### THE REQUEST:
Report, as a bare number, how many lines contain the string "name".
>> begin
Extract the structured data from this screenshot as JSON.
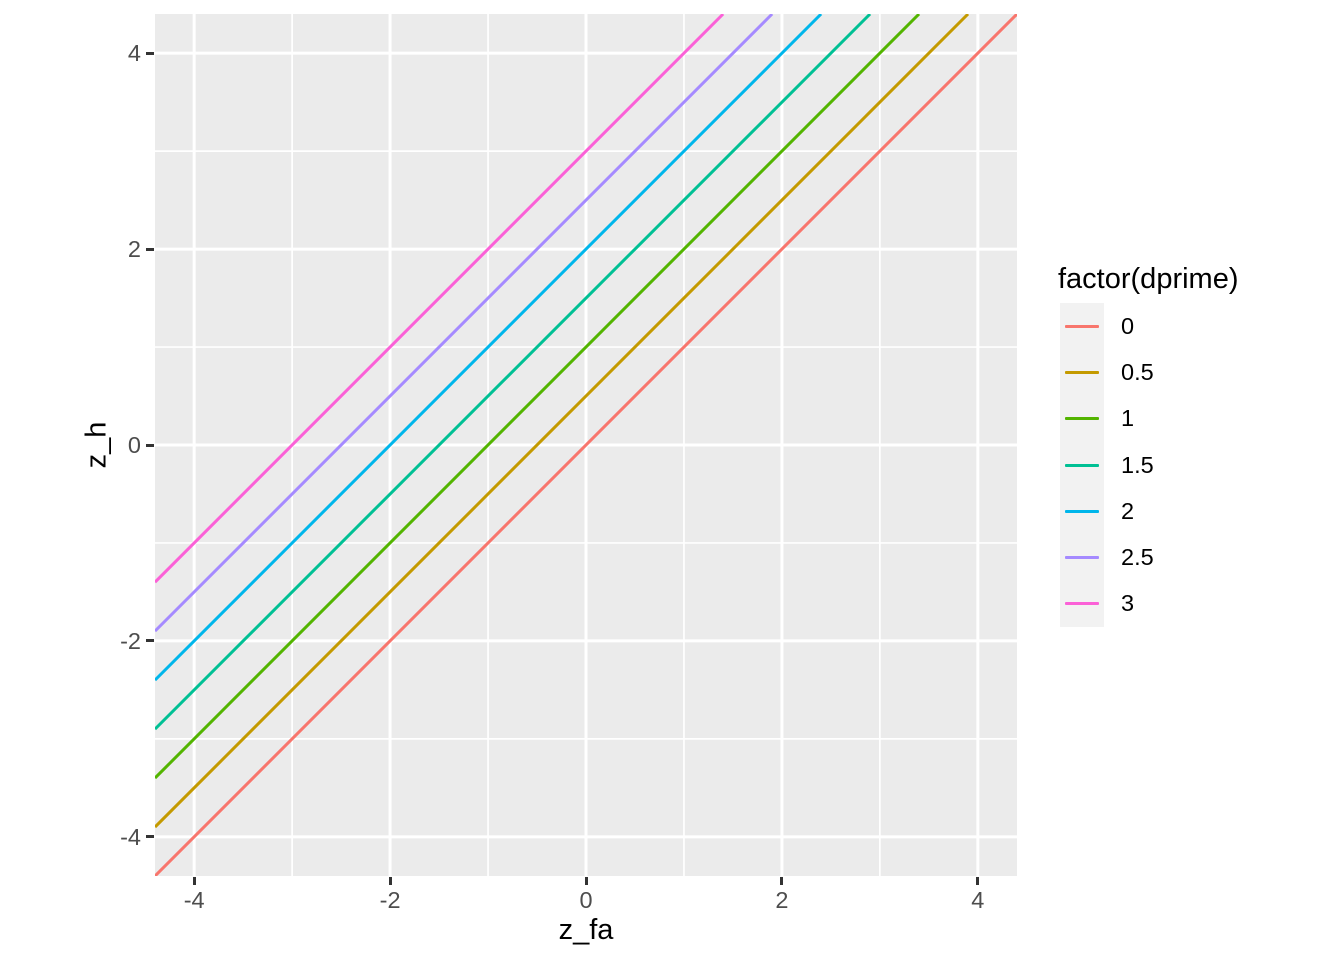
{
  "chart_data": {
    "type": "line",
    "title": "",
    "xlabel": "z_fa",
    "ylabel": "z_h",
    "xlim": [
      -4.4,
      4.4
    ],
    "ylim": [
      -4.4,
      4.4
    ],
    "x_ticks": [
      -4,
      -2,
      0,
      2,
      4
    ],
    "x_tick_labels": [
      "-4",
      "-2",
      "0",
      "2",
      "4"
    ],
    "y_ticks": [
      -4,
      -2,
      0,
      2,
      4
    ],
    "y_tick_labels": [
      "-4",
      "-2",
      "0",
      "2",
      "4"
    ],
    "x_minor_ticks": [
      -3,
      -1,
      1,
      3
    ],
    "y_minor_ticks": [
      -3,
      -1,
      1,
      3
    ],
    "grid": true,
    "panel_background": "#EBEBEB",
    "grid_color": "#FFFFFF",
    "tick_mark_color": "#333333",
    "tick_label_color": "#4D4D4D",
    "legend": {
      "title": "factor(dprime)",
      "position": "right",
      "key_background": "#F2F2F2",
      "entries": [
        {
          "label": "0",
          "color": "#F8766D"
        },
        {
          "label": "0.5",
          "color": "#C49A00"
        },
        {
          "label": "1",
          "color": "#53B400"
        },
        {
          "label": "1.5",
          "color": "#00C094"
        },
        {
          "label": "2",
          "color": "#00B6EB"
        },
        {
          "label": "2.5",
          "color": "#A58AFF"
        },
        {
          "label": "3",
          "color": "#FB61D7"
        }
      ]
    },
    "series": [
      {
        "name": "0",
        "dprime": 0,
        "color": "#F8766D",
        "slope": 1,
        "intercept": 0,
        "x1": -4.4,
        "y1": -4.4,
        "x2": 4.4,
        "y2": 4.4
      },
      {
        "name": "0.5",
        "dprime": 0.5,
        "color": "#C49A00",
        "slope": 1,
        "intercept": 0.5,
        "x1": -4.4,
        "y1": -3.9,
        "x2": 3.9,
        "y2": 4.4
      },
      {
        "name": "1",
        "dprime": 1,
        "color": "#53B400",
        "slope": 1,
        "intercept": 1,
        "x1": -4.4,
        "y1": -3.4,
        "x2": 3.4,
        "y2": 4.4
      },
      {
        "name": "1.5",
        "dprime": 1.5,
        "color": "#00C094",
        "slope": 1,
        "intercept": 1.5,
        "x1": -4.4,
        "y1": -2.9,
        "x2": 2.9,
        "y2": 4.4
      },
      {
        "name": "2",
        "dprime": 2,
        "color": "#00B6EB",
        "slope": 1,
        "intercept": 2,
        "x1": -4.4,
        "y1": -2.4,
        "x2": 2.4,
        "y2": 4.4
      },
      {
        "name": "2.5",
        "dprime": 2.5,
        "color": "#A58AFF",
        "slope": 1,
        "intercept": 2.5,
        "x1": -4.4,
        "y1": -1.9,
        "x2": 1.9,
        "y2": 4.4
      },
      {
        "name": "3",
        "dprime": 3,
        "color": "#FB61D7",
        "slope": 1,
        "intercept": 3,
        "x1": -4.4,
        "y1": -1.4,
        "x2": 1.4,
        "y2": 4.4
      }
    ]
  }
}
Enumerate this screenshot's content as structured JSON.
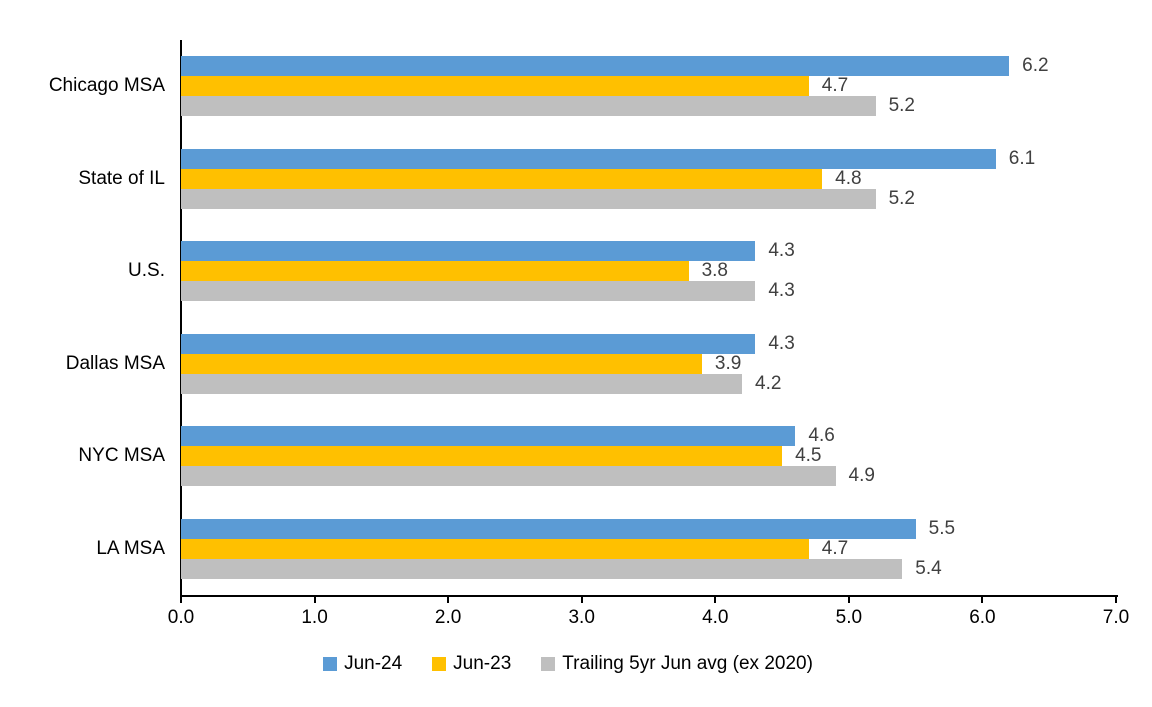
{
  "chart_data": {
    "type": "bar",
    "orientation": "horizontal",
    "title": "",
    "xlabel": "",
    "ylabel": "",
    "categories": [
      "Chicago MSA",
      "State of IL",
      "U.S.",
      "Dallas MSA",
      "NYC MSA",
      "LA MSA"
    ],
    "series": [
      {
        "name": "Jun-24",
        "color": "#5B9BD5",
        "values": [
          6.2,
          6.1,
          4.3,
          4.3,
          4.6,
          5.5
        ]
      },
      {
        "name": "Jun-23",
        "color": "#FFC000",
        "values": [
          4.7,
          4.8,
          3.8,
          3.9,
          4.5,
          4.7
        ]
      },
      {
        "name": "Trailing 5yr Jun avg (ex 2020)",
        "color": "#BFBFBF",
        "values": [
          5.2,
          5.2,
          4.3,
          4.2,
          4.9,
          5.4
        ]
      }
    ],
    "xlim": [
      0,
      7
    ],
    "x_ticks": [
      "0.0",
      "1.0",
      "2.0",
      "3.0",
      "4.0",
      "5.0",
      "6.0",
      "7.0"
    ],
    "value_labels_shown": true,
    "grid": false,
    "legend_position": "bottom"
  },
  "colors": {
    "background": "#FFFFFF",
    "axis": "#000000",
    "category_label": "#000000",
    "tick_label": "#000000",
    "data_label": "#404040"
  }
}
>> end
>> begin
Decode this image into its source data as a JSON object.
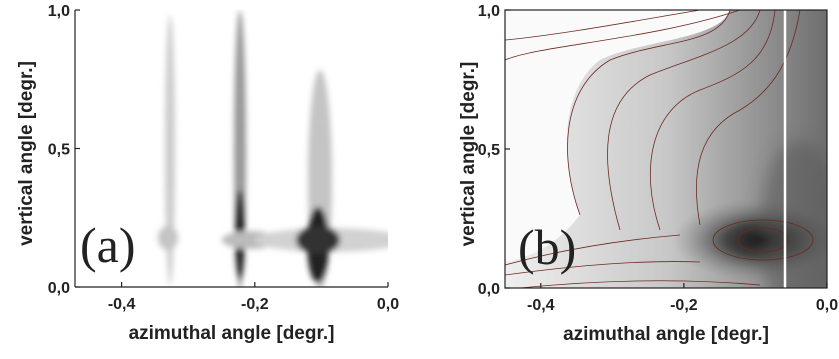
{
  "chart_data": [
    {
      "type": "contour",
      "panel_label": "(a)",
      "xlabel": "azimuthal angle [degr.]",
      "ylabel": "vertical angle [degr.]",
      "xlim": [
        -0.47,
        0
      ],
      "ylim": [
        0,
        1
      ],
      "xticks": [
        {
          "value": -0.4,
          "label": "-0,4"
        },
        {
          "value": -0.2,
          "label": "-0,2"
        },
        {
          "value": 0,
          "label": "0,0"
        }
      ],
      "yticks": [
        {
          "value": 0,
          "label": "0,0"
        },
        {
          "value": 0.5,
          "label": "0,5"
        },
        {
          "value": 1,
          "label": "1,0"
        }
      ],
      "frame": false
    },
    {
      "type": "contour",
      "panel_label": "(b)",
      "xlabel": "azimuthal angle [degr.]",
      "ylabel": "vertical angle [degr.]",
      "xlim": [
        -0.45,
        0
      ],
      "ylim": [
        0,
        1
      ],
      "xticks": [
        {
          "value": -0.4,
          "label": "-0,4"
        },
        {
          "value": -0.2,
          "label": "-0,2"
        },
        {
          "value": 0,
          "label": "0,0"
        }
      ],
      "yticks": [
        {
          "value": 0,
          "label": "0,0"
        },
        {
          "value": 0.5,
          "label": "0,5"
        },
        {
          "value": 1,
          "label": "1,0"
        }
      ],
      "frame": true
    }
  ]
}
>> end
### TASK ANSWER:
10